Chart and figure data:

------------------------------------

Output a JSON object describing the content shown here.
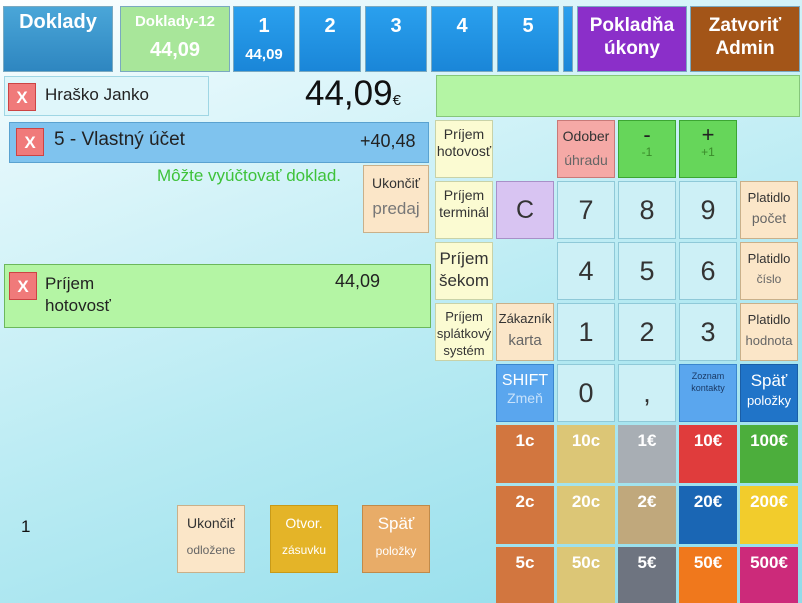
{
  "topbar": {
    "doklady": "Doklady",
    "doklady12_title": "Doklady-12",
    "doklady12_amount": "44,09",
    "tabs": [
      {
        "num": "1",
        "amount": "44,09"
      },
      {
        "num": "2",
        "amount": ""
      },
      {
        "num": "3",
        "amount": ""
      },
      {
        "num": "4",
        "amount": ""
      },
      {
        "num": "5",
        "amount": ""
      }
    ],
    "pokladna_line1": "Pokladňa",
    "pokladna_line2": "úkony",
    "zatvorit_line1": "Zatvoriť",
    "zatvorit_line2": "Admin"
  },
  "customer": {
    "x": "X",
    "name": "Hraško Janko"
  },
  "total": {
    "value": "44,09",
    "currency": "€"
  },
  "account": {
    "x": "X",
    "label": "5 - Vlastný účet",
    "amount": "+40,48"
  },
  "message": "Môžte vyúčtovať doklad.",
  "ukoncit_predaj": {
    "line1": "Ukončiť",
    "line2": "predaj"
  },
  "payment": {
    "x": "X",
    "line1": "Príjem",
    "line2": "hotovosť",
    "amount": "44,09"
  },
  "left_bottom": {
    "counter": "1"
  },
  "bottom_buttons": [
    {
      "line1": "Ukončiť",
      "line2": "odložene"
    },
    {
      "line1": "Otvor.",
      "line2": "zásuvku"
    },
    {
      "line1": "Späť",
      "line2": "položky"
    }
  ],
  "side_buttons": [
    {
      "line1": "Príjem",
      "line2": "hotovosť",
      "line3": ""
    },
    {
      "line1": "Príjem",
      "line2": "terminál",
      "line3": ""
    },
    {
      "line1": "Príjem",
      "line2": "šekom",
      "line3": ""
    },
    {
      "line1": "Príjem",
      "line2": "splátkový",
      "line3": "systém"
    }
  ],
  "keypad": {
    "odober_line1": "Odober",
    "odober_line2": "úhradu",
    "minus": "-",
    "minus_sub": "-1",
    "plus": "+",
    "plus_sub": "+1",
    "clear": "C",
    "digits": [
      "7",
      "8",
      "9",
      "4",
      "5",
      "6",
      "1",
      "2",
      "3",
      "0",
      ","
    ],
    "zakaznik_line1": "Zákazník",
    "zakaznik_line2": "karta",
    "shift_line1": "SHIFT",
    "shift_line2": "Zmeň",
    "zoznam_line1": "Zoznam",
    "zoznam_line2": "kontakty",
    "platidlo_pocet_1": "Platidlo",
    "platidlo_pocet_2": "počet",
    "platidlo_cislo_1": "Platidlo",
    "platidlo_cislo_2": "číslo",
    "platidlo_hodnota_1": "Platidlo",
    "platidlo_hodnota_2": "hodnota",
    "spat_line1": "Späť",
    "spat_line2": "položky"
  },
  "coins": [
    "1c",
    "10c",
    "1€",
    "10€",
    "100€",
    "2c",
    "20c",
    "2€",
    "20€",
    "200€",
    "5c",
    "50c",
    "5€",
    "50€",
    "500€"
  ],
  "colors": {
    "coin_row1": [
      "#d2763f",
      "#dcc676",
      "#a8aeb4",
      "#e03c3c",
      "#4cae3c"
    ],
    "coin_row2": [
      "#d2763f",
      "#dcc676",
      "#c0a87c",
      "#1a66b4",
      "#f2cc2c"
    ],
    "coin_row3": [
      "#d2763f",
      "#dcc676",
      "#6e7480",
      "#f0781c",
      "#cc2a7a"
    ]
  }
}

------------------------------------

EXERCISE DETAILS »
Every line above should be repeated exactly; pictures stay out of the copy.

EXERCISE RESULT »
Output a JSON object describing the content shown here.
{
  "topbar": {
    "doklady": "Doklady",
    "doklady12_title": "Doklady-12",
    "doklady12_amount": "44,09",
    "tabs": [
      {
        "num": "1",
        "amount": "44,09"
      },
      {
        "num": "2",
        "amount": ""
      },
      {
        "num": "3",
        "amount": ""
      },
      {
        "num": "4",
        "amount": ""
      },
      {
        "num": "5",
        "amount": ""
      }
    ],
    "pokladna_line1": "Pokladňa",
    "pokladna_line2": "úkony",
    "zatvorit_line1": "Zatvoriť",
    "zatvorit_line2": "Admin"
  },
  "customer": {
    "x": "X",
    "name": "Hraško Janko"
  },
  "total": {
    "value": "44,09",
    "currency": "€"
  },
  "account": {
    "x": "X",
    "label": "5 - Vlastný účet",
    "amount": "+40,48"
  },
  "message": "Môžte vyúčtovať doklad.",
  "ukoncit_predaj": {
    "line1": "Ukončiť",
    "line2": "predaj"
  },
  "payment": {
    "x": "X",
    "line1": "Príjem",
    "line2": "hotovosť",
    "amount": "44,09"
  },
  "left_bottom": {
    "counter": "1"
  },
  "bottom_buttons": [
    {
      "line1": "Ukončiť",
      "line2": "odložene"
    },
    {
      "line1": "Otvor.",
      "line2": "zásuvku"
    },
    {
      "line1": "Späť",
      "line2": "položky"
    }
  ],
  "side_buttons": [
    {
      "line1": "Príjem",
      "line2": "hotovosť",
      "line3": ""
    },
    {
      "line1": "Príjem",
      "line2": "terminál",
      "line3": ""
    },
    {
      "line1": "Príjem",
      "line2": "šekom",
      "line3": ""
    },
    {
      "line1": "Príjem",
      "line2": "splátkový",
      "line3": "systém"
    }
  ],
  "keypad": {
    "odober_line1": "Odober",
    "odober_line2": "úhradu",
    "minus": "-",
    "minus_sub": "-1",
    "plus": "+",
    "plus_sub": "+1",
    "clear": "C",
    "digits": [
      "7",
      "8",
      "9",
      "4",
      "5",
      "6",
      "1",
      "2",
      "3",
      "0",
      ","
    ],
    "zakaznik_line1": "Zákazník",
    "zakaznik_line2": "karta",
    "shift_line1": "SHIFT",
    "shift_line2": "Zmeň",
    "zoznam_line1": "Zoznam",
    "zoznam_line2": "kontakty",
    "platidlo_pocet_1": "Platidlo",
    "platidlo_pocet_2": "počet",
    "platidlo_cislo_1": "Platidlo",
    "platidlo_cislo_2": "číslo",
    "platidlo_hodnota_1": "Platidlo",
    "platidlo_hodnota_2": "hodnota",
    "spat_line1": "Späť",
    "spat_line2": "položky"
  },
  "coins": [
    "1c",
    "10c",
    "1€",
    "10€",
    "100€",
    "2c",
    "20c",
    "2€",
    "20€",
    "200€",
    "5c",
    "50c",
    "5€",
    "50€",
    "500€"
  ],
  "colors": {
    "coin_row1": [
      "#d2763f",
      "#dcc676",
      "#a8aeb4",
      "#e03c3c",
      "#4cae3c"
    ],
    "coin_row2": [
      "#d2763f",
      "#dcc676",
      "#c0a87c",
      "#1a66b4",
      "#f2cc2c"
    ],
    "coin_row3": [
      "#d2763f",
      "#dcc676",
      "#6e7480",
      "#f0781c",
      "#cc2a7a"
    ]
  }
}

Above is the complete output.